**What to work on**:
Pull out every line in the records below that contains the string "属性名称", and copy each one in full.
--- start Supplied material ---
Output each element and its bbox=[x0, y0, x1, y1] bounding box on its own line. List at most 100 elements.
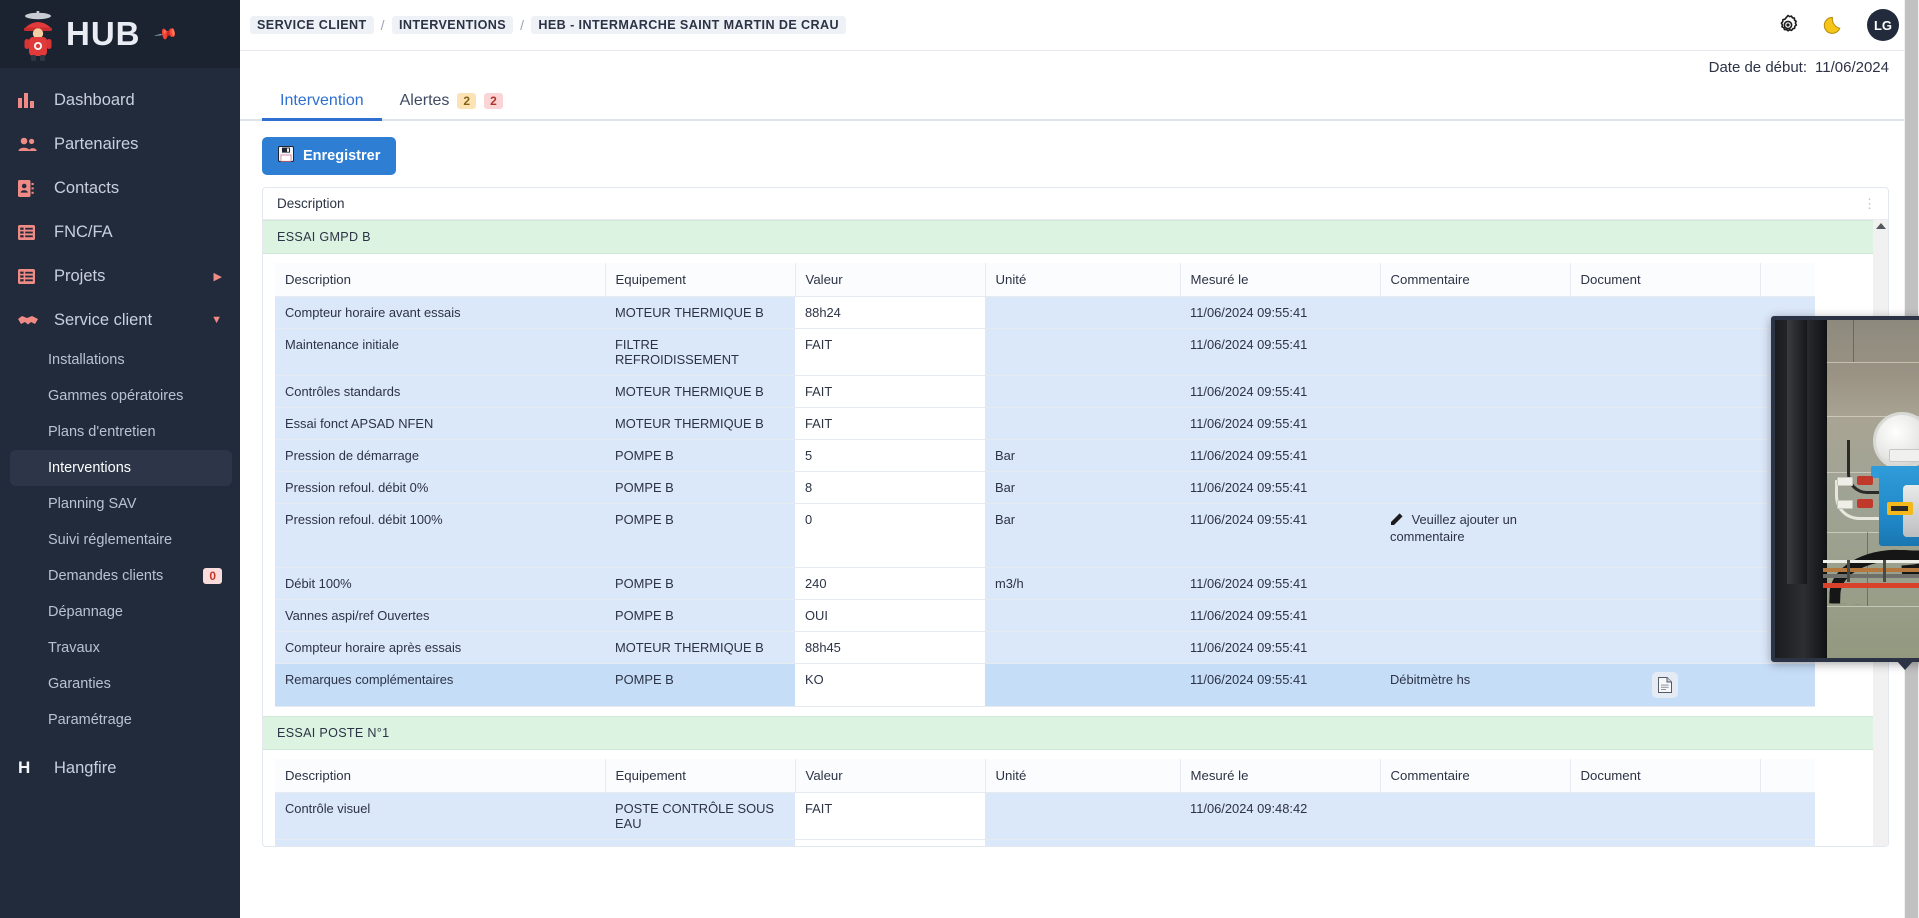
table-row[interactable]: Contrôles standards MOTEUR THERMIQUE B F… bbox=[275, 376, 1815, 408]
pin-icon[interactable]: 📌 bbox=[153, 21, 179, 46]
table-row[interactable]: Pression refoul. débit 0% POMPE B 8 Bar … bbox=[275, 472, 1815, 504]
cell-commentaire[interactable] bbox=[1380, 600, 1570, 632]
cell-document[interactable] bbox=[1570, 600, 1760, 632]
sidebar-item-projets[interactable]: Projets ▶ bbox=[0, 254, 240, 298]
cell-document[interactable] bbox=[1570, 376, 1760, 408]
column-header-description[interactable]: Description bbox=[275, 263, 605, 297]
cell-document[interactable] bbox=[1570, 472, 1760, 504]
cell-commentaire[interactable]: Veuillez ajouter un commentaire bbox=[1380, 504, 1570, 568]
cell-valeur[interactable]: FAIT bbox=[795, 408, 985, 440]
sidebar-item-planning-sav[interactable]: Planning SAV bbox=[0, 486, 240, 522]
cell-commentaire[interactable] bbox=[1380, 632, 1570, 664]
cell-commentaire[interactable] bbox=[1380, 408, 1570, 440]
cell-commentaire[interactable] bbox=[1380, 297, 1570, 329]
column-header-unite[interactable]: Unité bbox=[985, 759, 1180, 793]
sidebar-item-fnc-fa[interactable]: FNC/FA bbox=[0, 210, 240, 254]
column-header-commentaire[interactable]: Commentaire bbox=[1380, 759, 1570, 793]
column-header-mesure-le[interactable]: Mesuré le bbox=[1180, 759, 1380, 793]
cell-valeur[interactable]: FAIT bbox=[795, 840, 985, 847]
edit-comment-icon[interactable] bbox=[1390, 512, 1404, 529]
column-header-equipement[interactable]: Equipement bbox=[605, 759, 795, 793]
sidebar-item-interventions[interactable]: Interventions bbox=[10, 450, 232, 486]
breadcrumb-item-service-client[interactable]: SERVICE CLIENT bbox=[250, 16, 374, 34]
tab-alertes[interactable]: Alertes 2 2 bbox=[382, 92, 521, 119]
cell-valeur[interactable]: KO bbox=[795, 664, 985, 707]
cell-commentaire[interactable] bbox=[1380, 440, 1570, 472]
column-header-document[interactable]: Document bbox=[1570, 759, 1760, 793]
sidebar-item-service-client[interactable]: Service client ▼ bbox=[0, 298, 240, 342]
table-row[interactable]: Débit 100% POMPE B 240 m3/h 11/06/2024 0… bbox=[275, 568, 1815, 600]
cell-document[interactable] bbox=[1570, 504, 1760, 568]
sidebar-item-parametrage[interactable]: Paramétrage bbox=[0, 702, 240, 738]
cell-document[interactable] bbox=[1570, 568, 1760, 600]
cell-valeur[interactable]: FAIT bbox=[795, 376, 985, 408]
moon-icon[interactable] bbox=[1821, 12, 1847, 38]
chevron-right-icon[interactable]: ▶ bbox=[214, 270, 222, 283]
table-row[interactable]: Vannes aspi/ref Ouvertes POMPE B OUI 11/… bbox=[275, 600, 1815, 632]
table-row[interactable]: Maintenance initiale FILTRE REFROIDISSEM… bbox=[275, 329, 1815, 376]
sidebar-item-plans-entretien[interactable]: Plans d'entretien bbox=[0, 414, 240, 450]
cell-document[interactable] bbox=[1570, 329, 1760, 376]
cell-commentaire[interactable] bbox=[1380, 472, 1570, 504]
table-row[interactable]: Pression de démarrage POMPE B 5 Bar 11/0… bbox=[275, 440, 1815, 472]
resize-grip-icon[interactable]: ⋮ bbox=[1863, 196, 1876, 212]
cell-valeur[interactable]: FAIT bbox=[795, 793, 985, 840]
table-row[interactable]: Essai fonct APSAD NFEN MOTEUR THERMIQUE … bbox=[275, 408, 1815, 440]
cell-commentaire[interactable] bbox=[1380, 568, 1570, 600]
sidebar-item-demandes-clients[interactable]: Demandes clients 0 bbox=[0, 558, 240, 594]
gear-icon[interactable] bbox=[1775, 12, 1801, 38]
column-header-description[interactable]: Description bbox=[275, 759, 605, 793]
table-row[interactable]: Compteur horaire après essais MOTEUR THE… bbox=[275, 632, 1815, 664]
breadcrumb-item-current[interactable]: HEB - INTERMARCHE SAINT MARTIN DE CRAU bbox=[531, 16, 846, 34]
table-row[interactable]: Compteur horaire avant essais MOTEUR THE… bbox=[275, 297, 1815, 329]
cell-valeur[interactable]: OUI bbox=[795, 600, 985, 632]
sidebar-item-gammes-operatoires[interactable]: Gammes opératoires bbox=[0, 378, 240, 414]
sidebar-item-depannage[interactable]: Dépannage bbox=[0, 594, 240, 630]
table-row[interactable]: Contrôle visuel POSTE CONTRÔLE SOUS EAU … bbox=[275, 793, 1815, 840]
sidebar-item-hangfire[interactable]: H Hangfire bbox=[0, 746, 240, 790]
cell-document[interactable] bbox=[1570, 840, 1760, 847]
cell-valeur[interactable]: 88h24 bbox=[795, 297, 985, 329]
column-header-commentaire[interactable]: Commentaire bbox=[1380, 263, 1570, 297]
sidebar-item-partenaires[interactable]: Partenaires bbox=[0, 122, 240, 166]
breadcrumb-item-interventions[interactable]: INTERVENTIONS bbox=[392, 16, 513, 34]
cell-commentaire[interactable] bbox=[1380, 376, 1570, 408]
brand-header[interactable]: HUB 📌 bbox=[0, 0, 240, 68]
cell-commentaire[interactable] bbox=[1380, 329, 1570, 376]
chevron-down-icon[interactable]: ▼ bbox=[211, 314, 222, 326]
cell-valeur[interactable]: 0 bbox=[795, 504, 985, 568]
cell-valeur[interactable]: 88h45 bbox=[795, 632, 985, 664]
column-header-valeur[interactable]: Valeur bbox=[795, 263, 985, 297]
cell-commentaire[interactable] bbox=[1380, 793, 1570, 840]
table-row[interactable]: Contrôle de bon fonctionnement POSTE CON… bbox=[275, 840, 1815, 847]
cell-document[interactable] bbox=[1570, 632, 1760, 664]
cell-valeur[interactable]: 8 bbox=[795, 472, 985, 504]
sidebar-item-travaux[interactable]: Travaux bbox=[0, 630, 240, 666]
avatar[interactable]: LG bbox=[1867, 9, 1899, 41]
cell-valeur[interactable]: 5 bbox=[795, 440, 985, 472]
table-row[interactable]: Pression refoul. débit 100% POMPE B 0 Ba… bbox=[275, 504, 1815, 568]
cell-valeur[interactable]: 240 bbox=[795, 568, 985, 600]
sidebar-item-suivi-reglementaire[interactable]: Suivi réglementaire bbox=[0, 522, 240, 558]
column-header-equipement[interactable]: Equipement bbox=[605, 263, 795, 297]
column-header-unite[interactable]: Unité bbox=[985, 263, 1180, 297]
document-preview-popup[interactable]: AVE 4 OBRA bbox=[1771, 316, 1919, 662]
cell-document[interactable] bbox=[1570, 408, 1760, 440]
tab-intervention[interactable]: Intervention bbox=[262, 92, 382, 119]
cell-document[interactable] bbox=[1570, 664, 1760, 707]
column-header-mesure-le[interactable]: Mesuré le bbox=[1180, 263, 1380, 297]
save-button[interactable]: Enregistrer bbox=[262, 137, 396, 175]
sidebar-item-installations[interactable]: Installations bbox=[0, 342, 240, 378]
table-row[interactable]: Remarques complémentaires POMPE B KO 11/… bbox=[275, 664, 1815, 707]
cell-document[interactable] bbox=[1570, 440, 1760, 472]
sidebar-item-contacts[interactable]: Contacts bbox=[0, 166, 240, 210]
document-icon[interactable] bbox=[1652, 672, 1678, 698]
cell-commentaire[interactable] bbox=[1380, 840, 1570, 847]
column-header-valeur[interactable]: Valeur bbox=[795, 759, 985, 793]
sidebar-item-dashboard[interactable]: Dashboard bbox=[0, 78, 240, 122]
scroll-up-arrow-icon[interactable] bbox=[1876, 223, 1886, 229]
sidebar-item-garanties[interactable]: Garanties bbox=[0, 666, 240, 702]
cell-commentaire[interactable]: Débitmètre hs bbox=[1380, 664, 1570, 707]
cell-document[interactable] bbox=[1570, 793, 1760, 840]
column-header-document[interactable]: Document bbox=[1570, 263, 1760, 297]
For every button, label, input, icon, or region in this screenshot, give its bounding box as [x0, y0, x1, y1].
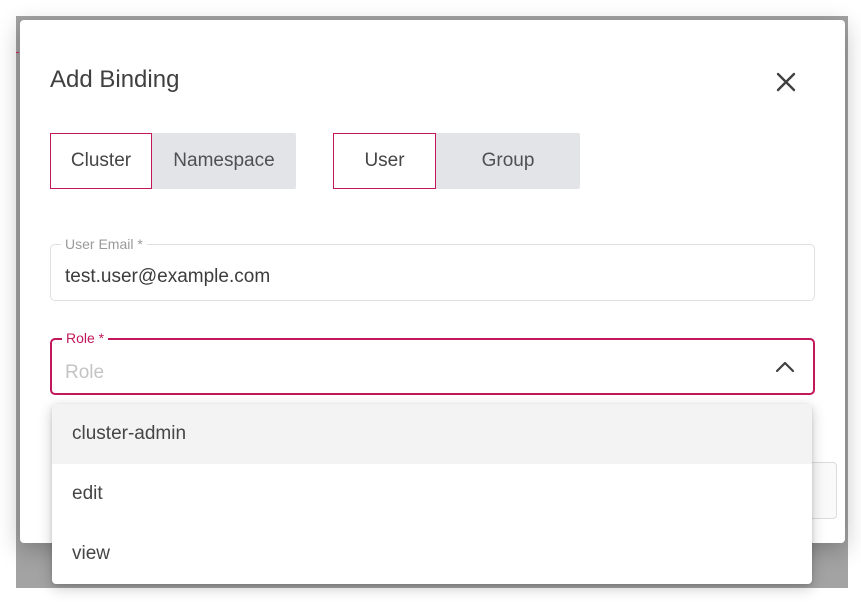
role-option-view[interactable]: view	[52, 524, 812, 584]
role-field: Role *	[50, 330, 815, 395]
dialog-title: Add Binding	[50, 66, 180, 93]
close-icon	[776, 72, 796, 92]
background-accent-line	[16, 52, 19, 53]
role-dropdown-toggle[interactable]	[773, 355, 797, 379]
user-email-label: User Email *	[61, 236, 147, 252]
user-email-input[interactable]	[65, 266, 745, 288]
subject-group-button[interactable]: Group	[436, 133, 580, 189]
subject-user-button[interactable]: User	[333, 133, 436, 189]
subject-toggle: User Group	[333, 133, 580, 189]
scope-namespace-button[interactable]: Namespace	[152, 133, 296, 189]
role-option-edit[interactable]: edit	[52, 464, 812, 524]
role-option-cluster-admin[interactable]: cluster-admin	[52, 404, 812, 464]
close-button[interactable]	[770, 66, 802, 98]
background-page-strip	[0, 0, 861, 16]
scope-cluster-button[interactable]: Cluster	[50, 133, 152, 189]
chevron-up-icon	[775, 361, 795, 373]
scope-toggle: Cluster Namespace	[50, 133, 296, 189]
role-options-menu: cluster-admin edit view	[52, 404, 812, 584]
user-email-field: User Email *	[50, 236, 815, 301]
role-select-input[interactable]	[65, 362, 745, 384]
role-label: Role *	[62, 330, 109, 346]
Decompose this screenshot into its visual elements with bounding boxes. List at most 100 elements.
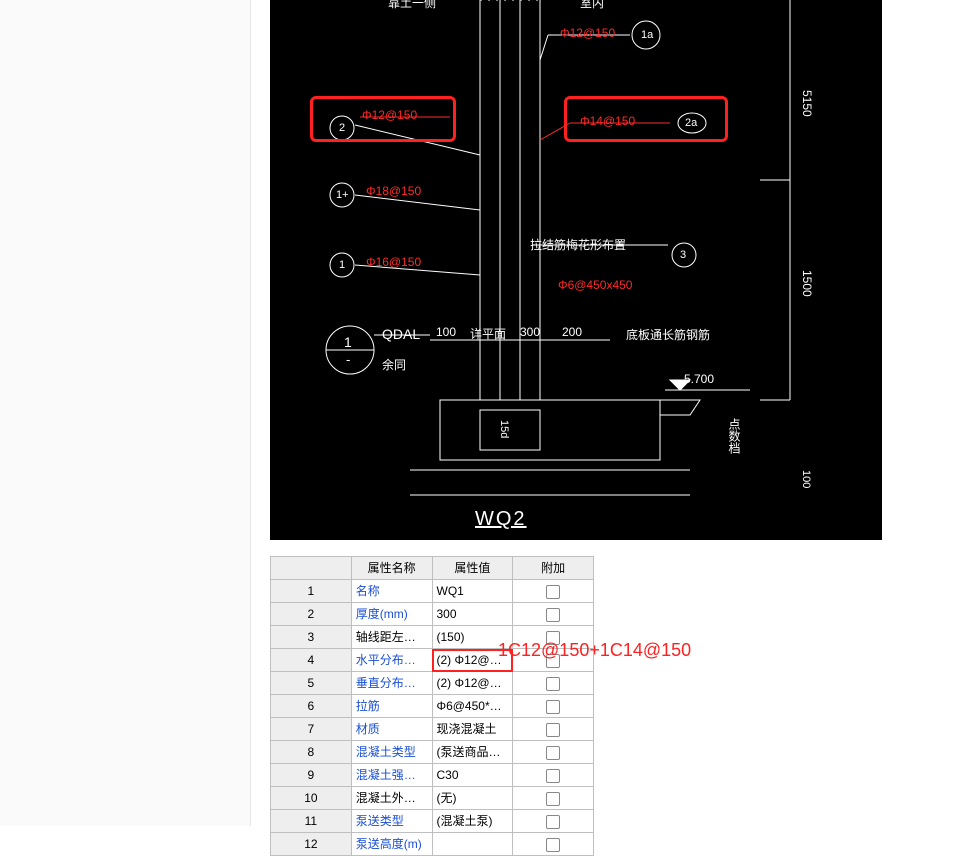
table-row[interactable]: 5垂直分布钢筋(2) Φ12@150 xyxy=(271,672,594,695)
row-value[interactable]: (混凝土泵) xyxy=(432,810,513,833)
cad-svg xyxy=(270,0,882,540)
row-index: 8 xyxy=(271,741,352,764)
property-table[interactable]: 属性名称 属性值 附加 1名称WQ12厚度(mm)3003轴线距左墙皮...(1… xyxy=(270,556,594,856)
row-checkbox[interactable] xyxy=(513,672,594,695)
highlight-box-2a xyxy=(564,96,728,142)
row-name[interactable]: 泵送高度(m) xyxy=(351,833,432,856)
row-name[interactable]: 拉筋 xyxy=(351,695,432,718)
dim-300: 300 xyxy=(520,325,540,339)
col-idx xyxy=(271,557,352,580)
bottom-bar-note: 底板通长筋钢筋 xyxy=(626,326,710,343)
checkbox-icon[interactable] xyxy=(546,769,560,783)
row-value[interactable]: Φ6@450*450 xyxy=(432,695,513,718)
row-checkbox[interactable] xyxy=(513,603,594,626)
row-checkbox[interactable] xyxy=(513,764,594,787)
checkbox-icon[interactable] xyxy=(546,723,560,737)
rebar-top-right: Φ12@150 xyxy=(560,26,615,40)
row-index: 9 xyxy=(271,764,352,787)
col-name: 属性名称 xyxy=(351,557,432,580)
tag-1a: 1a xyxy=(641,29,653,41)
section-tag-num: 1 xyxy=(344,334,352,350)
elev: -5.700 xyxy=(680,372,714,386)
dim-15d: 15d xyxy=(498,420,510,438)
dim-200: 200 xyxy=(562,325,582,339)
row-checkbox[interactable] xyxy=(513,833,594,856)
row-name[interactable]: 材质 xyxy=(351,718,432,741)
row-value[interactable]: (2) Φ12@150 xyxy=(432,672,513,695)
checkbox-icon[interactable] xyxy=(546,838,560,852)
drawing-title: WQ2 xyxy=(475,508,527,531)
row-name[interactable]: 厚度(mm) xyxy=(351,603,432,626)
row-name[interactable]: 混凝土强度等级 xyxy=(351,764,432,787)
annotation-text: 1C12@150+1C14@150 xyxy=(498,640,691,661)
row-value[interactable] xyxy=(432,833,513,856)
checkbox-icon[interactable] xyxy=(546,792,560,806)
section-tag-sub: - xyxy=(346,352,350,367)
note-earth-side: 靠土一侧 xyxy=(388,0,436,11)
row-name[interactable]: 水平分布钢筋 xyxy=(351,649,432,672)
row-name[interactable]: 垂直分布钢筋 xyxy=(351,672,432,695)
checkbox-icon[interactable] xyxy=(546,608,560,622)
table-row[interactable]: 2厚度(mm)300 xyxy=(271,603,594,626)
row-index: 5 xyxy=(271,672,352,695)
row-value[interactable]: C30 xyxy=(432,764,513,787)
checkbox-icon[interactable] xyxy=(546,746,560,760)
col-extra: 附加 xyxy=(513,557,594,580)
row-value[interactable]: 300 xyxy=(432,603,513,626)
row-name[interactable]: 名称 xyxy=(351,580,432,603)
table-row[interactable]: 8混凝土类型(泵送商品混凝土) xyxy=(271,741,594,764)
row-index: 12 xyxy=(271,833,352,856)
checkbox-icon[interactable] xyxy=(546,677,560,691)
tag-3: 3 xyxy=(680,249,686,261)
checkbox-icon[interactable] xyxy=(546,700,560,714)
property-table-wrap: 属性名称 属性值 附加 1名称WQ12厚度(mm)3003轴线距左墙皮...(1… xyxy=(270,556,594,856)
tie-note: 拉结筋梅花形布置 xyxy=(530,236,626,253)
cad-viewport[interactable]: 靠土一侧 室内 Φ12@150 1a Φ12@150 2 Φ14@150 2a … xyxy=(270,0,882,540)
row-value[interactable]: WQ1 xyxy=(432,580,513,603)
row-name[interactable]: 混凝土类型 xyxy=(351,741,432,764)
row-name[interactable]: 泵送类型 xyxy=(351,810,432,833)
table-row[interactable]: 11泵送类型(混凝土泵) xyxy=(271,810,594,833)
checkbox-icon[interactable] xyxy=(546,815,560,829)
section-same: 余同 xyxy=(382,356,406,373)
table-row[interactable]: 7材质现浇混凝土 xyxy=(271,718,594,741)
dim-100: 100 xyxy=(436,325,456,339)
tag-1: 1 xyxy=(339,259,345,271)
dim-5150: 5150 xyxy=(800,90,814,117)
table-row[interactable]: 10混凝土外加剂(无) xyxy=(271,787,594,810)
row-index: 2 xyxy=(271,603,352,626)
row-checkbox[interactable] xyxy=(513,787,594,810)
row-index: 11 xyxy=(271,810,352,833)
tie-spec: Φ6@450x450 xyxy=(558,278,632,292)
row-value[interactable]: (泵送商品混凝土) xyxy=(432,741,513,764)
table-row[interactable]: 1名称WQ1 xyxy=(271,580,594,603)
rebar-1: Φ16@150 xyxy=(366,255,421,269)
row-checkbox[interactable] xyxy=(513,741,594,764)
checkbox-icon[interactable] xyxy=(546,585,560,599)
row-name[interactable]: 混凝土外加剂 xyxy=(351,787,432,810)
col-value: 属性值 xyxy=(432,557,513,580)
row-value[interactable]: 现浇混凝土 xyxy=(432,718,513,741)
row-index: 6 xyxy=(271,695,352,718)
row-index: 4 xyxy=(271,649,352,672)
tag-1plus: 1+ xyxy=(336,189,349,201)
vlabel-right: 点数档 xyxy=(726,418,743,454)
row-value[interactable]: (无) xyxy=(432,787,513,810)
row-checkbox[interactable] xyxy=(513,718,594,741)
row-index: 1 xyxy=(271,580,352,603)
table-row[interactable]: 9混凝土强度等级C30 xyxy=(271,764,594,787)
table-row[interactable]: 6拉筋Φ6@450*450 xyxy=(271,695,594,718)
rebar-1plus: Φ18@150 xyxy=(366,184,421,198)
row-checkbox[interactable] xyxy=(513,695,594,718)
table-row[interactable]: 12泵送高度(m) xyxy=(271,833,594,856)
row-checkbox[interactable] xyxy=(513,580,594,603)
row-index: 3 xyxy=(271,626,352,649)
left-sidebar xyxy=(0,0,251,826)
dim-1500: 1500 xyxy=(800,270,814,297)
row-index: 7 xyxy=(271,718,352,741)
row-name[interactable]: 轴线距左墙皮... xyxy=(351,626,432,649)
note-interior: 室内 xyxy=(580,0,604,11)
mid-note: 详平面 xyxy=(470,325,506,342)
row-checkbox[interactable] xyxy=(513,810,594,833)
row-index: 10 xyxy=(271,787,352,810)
--- end Supplied material ---
**Result of this exercise**:
property-table[interactable]: 属性名称 属性值 附加 1名称WQ12厚度(mm)3003轴线距左墙皮...(1… xyxy=(270,556,594,856)
col-name: 属性名称 xyxy=(351,557,432,580)
property-table-wrap: 属性名称 属性值 附加 1名称WQ12厚度(mm)3003轴线距左墙皮...(1… xyxy=(270,556,594,856)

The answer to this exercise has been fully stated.